## Problem details
Which lines have the string "package"? Copy all of them from the entries below.

## Task material
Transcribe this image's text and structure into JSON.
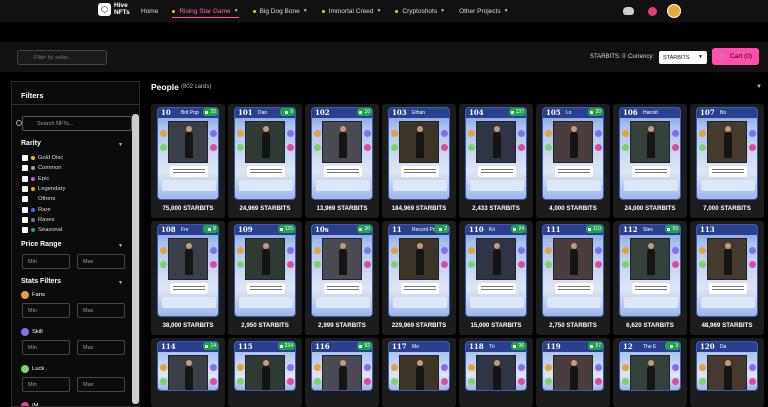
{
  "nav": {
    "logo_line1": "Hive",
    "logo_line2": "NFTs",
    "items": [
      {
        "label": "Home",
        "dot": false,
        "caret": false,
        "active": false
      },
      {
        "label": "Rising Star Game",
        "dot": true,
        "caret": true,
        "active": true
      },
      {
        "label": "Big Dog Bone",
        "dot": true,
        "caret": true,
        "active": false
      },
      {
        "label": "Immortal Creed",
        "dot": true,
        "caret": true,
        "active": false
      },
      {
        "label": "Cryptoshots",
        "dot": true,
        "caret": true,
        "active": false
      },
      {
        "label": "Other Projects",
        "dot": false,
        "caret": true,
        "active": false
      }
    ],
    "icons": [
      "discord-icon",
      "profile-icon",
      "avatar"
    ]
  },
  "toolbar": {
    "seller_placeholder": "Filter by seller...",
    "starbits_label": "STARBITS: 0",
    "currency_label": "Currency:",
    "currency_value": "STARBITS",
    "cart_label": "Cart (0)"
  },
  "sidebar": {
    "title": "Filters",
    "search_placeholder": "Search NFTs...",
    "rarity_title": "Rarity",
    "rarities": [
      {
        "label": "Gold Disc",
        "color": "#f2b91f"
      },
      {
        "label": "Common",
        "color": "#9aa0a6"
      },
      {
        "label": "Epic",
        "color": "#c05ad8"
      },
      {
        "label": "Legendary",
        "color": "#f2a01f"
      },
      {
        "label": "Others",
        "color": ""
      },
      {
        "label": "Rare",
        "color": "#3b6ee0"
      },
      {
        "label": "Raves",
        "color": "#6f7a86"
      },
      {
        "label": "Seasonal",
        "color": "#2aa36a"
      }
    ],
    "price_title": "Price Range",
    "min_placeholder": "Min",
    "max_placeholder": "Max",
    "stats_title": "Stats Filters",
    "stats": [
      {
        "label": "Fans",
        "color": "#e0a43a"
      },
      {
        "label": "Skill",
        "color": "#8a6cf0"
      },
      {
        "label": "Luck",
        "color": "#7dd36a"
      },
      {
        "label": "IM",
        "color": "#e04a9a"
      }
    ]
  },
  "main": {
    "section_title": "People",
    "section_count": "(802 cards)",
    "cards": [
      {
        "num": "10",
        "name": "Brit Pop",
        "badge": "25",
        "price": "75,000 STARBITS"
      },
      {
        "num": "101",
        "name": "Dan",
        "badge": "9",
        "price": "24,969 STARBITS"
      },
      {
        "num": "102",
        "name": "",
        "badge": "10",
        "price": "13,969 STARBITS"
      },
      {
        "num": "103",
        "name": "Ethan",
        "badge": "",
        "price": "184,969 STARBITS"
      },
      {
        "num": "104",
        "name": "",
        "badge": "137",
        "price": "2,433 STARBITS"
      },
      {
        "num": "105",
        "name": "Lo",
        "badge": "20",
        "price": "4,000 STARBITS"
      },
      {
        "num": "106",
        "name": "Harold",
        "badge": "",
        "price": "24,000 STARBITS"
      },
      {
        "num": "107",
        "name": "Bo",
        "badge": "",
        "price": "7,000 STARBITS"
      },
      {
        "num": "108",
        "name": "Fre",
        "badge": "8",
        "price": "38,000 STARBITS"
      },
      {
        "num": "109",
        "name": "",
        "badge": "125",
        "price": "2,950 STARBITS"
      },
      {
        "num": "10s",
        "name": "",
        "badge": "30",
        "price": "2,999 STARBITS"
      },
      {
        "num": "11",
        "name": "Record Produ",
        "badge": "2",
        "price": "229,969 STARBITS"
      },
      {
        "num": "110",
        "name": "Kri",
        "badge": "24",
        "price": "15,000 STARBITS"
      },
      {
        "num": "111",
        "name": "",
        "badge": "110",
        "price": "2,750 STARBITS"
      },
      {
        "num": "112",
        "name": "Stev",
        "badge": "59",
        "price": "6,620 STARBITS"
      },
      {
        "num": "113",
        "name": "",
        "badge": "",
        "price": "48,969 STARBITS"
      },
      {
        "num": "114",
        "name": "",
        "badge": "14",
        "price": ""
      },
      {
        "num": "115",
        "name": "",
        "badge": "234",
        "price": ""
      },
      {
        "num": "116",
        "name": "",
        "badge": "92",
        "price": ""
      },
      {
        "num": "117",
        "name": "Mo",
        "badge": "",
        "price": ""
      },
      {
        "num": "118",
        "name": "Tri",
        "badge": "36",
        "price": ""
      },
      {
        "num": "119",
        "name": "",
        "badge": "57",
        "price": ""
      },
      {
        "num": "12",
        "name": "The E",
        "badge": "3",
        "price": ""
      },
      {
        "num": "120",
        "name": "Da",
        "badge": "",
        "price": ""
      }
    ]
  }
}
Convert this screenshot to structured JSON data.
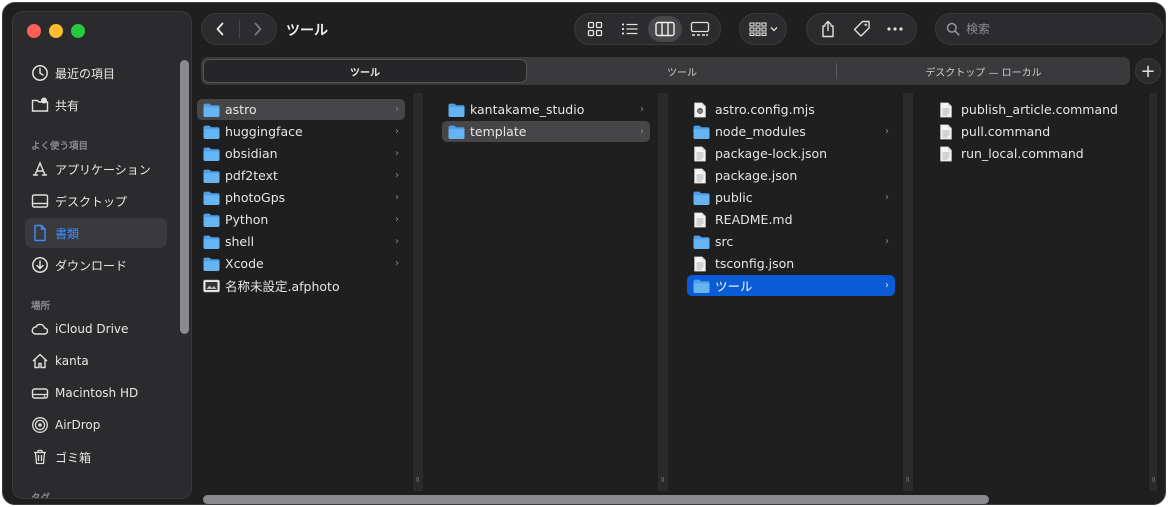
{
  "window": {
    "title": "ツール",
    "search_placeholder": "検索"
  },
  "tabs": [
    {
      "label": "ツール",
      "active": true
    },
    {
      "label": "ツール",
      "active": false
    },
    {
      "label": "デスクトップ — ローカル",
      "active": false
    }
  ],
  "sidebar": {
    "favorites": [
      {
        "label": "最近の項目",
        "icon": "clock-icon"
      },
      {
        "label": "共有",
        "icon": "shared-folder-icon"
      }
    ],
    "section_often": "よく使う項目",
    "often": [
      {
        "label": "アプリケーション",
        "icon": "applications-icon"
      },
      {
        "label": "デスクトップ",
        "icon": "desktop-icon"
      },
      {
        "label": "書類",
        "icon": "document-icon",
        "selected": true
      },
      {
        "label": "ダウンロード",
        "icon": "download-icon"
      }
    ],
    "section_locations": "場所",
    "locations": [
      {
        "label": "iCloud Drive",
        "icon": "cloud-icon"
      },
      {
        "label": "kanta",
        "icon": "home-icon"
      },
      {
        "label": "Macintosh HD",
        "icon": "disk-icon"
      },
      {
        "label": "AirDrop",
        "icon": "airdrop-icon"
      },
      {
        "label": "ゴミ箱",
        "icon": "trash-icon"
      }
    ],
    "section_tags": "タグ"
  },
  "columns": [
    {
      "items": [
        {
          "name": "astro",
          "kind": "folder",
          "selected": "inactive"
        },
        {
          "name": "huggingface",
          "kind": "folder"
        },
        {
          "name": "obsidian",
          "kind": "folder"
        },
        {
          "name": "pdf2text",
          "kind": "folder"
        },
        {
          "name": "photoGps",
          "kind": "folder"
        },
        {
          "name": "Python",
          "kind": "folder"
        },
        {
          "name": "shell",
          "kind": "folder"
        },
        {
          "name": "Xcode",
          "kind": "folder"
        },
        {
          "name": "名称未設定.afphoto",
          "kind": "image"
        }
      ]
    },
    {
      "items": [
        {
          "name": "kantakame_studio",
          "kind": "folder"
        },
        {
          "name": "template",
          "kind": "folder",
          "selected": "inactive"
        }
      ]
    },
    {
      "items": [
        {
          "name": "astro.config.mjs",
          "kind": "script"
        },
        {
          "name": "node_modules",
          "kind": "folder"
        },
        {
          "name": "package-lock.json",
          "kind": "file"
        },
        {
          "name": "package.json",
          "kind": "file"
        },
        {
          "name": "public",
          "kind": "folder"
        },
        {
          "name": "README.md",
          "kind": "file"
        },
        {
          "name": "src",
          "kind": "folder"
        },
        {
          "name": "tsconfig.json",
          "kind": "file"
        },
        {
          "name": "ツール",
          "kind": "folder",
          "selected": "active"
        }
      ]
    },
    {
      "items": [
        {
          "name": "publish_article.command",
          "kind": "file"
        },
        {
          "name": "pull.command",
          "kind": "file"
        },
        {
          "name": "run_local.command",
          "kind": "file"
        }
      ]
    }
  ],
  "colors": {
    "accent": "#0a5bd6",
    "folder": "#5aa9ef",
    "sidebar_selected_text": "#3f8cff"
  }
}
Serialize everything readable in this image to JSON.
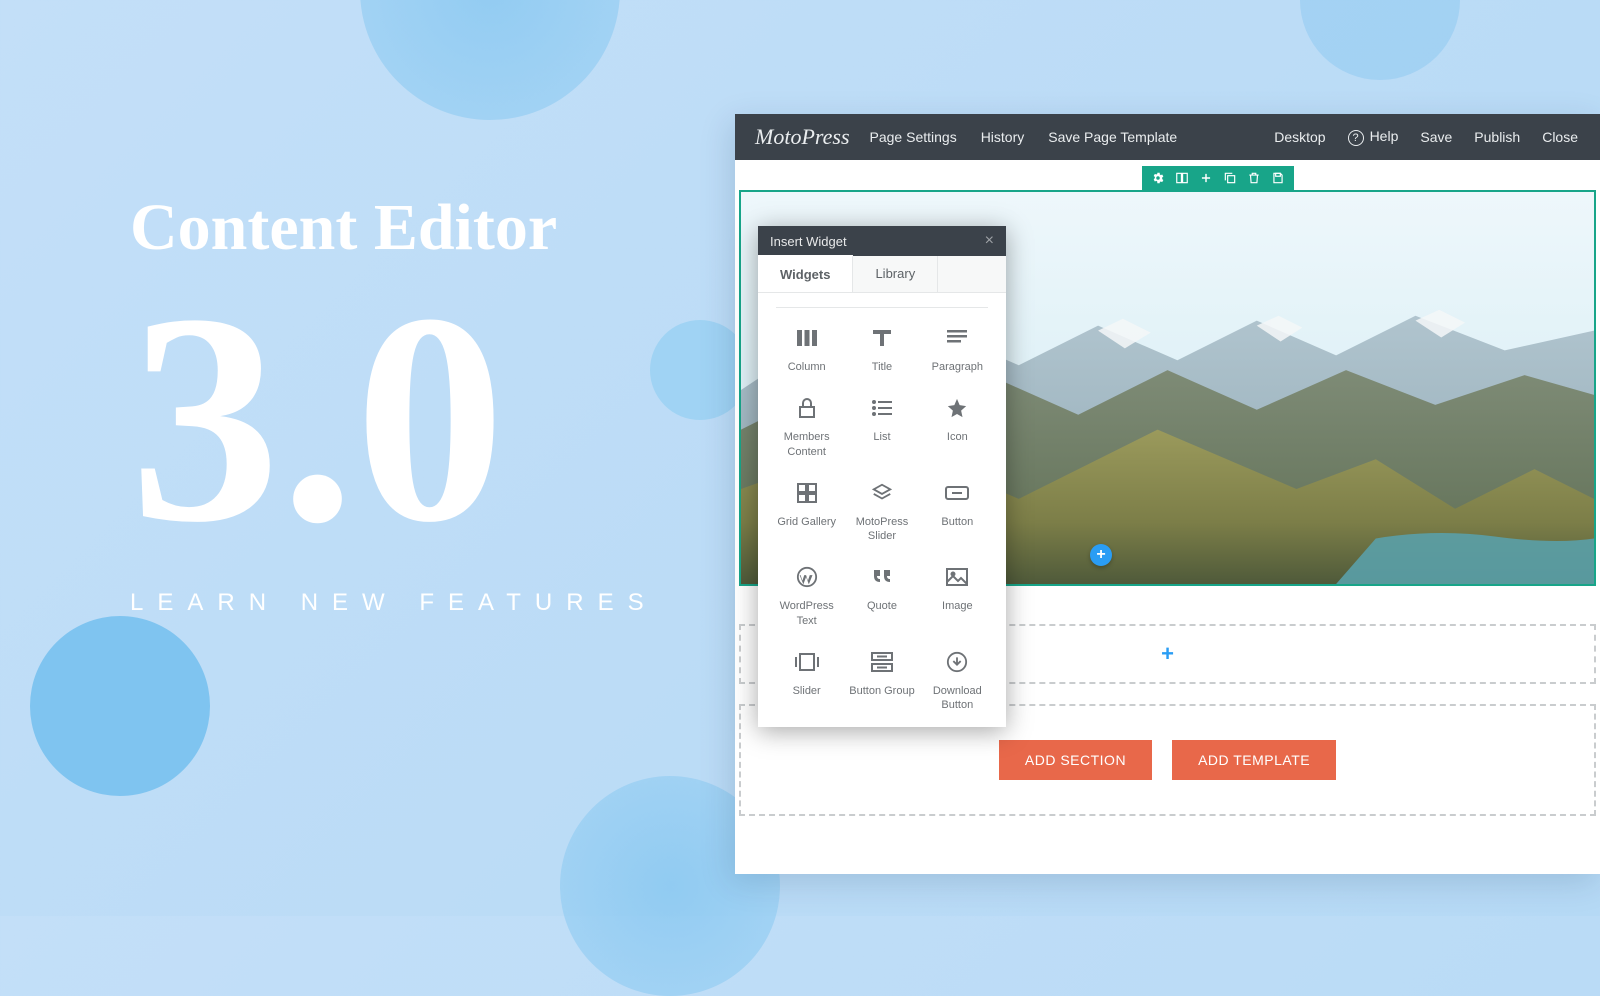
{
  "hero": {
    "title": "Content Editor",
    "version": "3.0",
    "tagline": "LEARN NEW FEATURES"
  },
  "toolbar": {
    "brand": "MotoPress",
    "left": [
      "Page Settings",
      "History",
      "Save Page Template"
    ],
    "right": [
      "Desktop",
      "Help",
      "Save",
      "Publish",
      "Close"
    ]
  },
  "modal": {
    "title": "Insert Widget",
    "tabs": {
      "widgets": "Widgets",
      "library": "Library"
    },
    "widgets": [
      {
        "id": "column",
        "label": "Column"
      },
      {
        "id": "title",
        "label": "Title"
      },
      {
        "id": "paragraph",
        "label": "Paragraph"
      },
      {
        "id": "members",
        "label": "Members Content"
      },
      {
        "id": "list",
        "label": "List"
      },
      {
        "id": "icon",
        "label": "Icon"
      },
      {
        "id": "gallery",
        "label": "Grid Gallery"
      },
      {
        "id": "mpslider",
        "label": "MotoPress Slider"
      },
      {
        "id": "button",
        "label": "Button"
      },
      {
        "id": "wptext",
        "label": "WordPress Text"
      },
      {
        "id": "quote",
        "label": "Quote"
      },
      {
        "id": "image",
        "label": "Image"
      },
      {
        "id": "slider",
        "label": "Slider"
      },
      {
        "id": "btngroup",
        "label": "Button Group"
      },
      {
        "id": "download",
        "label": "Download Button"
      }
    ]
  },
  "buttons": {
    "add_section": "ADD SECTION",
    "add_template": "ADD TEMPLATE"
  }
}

## Result of the task
          "name": "package-lock.json",
          "name": "package.json",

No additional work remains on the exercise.